Where a line holds the string "Freebet", return that line.

══ Supplied entries ══

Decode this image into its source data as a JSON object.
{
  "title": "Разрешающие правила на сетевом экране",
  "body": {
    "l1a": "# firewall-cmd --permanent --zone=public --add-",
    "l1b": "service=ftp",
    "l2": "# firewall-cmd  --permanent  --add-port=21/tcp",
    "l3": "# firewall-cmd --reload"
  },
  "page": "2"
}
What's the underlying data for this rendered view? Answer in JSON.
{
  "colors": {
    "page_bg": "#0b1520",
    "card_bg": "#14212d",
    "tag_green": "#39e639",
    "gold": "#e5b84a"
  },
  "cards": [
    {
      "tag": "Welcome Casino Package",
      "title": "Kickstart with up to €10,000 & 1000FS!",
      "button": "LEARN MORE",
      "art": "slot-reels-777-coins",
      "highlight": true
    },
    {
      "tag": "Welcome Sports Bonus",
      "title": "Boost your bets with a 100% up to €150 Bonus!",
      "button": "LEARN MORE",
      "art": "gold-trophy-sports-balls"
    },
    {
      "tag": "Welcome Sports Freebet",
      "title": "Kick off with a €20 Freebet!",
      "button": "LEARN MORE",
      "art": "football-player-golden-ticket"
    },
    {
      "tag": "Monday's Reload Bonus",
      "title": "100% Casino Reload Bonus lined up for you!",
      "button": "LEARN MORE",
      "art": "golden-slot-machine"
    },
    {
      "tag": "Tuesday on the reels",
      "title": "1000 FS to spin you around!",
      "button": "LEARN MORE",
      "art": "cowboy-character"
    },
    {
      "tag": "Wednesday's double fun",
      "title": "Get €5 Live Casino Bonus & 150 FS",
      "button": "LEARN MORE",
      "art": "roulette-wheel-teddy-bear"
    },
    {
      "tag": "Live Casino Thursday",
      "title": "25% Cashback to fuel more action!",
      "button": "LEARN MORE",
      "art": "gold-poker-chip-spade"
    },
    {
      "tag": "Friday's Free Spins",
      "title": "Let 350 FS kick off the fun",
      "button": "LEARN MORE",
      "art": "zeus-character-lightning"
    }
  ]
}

═══
══ Supplied entries ══

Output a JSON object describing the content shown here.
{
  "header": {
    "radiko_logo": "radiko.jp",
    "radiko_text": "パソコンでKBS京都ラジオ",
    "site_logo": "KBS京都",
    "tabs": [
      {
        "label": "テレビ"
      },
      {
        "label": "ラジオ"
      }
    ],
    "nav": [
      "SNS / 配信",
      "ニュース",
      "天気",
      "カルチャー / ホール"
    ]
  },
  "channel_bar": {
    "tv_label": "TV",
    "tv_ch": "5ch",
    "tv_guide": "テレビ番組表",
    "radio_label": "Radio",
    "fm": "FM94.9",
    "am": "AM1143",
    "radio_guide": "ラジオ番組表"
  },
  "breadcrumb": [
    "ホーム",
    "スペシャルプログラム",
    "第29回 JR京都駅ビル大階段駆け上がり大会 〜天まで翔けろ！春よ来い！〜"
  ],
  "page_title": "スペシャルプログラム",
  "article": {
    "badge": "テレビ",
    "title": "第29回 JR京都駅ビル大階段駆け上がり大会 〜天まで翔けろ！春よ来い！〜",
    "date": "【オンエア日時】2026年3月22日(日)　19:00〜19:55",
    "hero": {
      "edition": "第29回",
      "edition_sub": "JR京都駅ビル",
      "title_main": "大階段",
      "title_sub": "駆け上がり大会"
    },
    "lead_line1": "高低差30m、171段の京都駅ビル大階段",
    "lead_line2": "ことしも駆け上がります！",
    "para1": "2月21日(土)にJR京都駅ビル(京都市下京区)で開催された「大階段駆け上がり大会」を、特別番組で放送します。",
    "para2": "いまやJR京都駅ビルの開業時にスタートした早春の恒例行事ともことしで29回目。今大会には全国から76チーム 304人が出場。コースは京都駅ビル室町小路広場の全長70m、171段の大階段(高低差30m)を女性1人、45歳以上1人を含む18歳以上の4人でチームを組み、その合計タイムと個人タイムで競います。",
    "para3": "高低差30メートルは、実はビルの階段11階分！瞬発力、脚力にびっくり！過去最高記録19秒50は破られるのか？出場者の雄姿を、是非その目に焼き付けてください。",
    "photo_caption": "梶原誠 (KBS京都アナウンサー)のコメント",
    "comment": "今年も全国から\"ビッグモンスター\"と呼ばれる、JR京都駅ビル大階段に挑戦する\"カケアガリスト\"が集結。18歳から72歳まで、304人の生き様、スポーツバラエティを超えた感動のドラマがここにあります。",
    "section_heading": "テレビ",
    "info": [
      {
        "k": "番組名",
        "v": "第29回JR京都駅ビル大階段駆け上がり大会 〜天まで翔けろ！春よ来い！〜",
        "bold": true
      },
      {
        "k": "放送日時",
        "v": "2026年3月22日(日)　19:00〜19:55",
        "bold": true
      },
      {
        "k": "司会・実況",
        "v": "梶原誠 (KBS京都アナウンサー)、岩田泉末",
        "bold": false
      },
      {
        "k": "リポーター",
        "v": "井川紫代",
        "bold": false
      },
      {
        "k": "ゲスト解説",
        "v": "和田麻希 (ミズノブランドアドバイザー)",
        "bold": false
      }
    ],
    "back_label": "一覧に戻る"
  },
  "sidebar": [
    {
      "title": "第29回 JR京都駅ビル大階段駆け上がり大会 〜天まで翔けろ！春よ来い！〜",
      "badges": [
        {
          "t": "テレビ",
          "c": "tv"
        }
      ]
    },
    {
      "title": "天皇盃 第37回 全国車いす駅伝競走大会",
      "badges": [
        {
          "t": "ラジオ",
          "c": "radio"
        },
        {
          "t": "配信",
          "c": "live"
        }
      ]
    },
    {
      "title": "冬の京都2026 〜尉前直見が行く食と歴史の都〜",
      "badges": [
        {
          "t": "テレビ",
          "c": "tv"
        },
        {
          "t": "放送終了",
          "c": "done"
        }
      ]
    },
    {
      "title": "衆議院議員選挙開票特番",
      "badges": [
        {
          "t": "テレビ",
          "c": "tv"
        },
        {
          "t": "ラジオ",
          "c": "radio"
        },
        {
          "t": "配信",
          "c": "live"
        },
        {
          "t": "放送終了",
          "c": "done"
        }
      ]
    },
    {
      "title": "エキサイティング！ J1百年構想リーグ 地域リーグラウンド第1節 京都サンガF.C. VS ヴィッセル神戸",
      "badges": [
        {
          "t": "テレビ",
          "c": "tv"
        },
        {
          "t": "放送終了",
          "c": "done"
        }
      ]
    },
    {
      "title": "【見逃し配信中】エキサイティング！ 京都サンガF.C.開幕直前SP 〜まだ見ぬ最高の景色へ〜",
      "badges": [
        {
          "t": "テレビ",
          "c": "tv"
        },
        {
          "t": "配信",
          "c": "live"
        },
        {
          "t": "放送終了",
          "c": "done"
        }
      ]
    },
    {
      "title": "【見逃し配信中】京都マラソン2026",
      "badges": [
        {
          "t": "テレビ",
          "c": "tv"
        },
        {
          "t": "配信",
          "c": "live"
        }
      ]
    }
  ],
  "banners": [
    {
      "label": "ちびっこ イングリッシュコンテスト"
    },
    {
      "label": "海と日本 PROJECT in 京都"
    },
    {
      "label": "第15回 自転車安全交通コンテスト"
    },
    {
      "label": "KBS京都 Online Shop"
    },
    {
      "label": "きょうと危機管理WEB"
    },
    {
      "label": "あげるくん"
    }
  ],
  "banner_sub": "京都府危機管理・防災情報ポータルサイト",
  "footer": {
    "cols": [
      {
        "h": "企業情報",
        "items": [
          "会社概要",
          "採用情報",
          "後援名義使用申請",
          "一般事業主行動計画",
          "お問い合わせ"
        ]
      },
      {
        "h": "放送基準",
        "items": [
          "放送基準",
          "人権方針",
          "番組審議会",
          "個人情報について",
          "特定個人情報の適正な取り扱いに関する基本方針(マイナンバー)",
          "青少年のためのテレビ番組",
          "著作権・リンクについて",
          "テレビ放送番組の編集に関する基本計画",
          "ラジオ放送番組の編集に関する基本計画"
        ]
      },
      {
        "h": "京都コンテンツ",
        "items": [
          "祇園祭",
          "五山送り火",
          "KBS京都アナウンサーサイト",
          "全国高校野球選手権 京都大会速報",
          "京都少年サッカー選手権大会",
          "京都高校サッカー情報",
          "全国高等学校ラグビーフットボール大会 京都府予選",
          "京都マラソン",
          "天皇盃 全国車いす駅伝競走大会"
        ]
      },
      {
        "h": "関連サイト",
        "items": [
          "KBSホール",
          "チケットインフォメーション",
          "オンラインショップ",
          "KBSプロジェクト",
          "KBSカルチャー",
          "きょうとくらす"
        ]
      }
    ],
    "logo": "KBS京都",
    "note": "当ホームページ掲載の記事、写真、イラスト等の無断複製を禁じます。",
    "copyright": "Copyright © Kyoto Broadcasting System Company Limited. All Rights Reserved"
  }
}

═══

▸ **Written answer**
      "tag": "Welcome Sports Freebet",
      "title": "Kick off with a €20 Freebet!",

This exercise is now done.